#### [GIVEN REQUEST]
Find how many lines hold the word "JSON". Give only the number.

==== DATA SHOWN ====

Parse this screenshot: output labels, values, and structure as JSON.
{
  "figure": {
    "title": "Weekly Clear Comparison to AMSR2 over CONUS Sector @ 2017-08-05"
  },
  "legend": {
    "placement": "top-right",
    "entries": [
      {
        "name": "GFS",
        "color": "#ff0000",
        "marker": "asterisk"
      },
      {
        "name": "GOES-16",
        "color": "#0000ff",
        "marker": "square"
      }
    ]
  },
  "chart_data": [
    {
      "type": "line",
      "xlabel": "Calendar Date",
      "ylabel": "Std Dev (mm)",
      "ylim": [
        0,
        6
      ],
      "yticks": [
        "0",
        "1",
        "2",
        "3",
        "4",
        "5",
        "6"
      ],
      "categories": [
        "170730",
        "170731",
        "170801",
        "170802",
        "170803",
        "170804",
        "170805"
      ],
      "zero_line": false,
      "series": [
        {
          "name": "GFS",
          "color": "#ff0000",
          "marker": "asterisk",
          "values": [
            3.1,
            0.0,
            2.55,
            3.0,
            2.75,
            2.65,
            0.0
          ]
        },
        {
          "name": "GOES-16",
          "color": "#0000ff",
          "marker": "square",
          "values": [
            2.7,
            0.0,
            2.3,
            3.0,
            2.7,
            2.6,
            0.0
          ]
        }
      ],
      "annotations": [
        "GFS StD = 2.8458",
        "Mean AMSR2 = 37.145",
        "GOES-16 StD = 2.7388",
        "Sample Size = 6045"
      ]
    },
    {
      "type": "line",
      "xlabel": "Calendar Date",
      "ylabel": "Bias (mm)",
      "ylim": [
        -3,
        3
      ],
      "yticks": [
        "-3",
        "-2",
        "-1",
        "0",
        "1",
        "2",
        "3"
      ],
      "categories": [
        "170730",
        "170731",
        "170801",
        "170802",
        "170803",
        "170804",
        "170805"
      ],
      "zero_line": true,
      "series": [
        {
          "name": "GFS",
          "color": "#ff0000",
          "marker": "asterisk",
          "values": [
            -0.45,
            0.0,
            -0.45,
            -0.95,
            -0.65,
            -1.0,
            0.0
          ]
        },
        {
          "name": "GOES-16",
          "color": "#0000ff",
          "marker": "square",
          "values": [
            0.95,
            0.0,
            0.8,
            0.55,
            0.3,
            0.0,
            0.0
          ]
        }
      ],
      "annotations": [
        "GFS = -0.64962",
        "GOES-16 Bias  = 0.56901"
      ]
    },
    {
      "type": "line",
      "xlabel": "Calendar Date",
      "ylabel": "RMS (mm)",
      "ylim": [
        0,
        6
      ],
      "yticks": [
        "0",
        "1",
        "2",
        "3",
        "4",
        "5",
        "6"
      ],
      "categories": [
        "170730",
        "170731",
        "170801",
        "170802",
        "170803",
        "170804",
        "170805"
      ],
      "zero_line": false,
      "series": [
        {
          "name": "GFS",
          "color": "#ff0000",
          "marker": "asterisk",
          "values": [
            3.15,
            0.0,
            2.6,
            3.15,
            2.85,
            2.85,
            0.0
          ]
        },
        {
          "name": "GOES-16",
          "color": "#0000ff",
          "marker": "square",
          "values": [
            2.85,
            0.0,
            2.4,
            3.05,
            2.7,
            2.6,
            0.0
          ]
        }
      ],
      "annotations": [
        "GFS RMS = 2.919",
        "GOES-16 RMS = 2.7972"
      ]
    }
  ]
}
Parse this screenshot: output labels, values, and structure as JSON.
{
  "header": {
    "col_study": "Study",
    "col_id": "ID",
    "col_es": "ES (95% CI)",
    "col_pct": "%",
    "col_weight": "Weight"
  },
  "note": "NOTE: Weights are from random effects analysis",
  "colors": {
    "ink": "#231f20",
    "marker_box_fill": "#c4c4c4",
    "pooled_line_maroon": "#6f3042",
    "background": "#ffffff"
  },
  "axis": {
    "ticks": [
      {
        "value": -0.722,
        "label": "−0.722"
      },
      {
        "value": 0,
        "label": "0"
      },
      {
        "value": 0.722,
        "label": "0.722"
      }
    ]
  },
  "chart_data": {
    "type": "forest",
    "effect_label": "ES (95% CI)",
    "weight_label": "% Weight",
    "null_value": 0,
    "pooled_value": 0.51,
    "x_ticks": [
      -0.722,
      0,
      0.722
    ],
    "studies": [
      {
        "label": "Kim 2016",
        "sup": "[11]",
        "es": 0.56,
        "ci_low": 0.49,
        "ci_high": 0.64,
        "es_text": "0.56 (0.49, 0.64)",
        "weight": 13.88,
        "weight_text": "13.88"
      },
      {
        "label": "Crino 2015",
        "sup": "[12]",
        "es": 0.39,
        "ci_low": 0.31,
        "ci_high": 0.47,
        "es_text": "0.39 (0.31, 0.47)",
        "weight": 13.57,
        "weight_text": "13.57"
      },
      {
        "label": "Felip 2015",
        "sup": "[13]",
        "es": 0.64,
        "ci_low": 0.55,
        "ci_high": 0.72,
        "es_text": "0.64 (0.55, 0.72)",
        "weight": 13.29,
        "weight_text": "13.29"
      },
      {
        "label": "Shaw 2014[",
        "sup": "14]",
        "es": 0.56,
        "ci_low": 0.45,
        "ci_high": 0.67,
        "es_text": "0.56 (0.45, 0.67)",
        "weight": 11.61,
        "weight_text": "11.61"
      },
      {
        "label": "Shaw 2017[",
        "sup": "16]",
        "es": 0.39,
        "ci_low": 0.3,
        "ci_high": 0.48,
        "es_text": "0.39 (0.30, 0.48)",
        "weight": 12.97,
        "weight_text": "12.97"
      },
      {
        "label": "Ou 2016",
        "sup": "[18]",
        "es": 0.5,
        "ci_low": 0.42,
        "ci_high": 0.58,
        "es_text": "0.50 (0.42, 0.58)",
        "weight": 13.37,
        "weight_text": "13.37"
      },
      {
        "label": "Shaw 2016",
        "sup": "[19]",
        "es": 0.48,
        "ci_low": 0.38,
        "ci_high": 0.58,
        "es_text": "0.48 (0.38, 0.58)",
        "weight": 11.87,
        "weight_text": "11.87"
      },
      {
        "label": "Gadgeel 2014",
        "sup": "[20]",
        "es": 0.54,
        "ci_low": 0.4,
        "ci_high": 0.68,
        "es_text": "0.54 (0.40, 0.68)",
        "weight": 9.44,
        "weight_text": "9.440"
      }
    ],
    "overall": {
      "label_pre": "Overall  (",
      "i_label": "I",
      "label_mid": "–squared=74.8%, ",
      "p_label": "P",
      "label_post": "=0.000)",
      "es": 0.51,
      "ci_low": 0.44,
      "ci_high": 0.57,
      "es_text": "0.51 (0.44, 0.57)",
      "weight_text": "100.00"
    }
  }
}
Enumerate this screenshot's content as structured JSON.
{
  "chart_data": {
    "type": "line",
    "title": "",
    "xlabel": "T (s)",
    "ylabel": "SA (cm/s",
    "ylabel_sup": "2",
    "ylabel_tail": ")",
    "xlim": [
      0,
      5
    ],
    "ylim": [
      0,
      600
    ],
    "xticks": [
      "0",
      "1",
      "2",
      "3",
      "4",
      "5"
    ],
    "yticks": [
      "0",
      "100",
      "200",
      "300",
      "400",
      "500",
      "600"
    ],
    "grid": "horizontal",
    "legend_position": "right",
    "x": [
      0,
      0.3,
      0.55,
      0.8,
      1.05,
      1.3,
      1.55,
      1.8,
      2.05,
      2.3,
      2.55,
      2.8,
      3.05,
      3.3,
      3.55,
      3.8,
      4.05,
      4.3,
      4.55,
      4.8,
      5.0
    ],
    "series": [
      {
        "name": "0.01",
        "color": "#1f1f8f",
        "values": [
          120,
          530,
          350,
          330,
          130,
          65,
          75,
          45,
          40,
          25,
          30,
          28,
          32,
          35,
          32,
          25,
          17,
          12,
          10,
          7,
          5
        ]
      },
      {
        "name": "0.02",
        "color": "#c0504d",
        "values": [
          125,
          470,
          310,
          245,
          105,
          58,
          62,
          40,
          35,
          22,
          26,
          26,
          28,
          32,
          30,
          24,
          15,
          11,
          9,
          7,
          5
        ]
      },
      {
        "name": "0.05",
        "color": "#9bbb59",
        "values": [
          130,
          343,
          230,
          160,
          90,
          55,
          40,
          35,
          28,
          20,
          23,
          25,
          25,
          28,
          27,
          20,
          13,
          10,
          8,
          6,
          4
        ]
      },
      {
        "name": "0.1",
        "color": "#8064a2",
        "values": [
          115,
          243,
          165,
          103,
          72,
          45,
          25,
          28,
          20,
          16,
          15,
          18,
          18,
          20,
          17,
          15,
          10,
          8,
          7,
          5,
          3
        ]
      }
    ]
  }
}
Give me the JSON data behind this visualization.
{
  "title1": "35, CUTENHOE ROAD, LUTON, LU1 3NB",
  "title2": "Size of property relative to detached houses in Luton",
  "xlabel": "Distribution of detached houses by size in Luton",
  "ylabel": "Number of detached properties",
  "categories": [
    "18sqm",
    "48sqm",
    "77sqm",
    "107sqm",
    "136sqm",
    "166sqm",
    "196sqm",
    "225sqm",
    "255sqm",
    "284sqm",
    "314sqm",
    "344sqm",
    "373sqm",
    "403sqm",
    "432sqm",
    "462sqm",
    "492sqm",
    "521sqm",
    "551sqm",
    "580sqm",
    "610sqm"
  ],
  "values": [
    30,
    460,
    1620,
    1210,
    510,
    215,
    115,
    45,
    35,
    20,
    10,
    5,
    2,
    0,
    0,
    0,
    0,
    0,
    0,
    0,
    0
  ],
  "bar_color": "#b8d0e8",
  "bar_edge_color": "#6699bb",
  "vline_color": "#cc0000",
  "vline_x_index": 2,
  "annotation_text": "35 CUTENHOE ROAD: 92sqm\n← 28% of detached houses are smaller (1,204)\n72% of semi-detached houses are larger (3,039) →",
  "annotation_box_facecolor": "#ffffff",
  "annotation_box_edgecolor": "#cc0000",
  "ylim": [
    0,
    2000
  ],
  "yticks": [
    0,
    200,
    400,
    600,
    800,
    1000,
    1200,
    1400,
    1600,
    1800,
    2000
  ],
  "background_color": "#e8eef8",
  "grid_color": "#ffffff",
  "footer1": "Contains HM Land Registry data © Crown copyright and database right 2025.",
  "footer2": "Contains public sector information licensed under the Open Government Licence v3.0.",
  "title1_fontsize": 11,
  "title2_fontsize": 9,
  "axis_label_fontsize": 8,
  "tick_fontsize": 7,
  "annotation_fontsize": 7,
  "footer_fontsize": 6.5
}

====

#### [RESULT FOR THIS TASK]
4